[Excerpt from a dataset]
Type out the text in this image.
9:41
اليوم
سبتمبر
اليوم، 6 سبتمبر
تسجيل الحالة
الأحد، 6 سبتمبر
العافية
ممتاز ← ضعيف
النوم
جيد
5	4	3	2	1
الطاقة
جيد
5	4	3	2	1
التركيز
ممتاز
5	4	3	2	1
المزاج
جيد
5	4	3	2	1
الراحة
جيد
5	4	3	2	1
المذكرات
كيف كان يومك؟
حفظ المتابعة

• Instruction: Go over the data above and copy every line that has the word "سبتمبر" in it.

• Response to this task:
سبتمبر
اليوم، 6 سبتمبر
الأحد، 6 سبتمبر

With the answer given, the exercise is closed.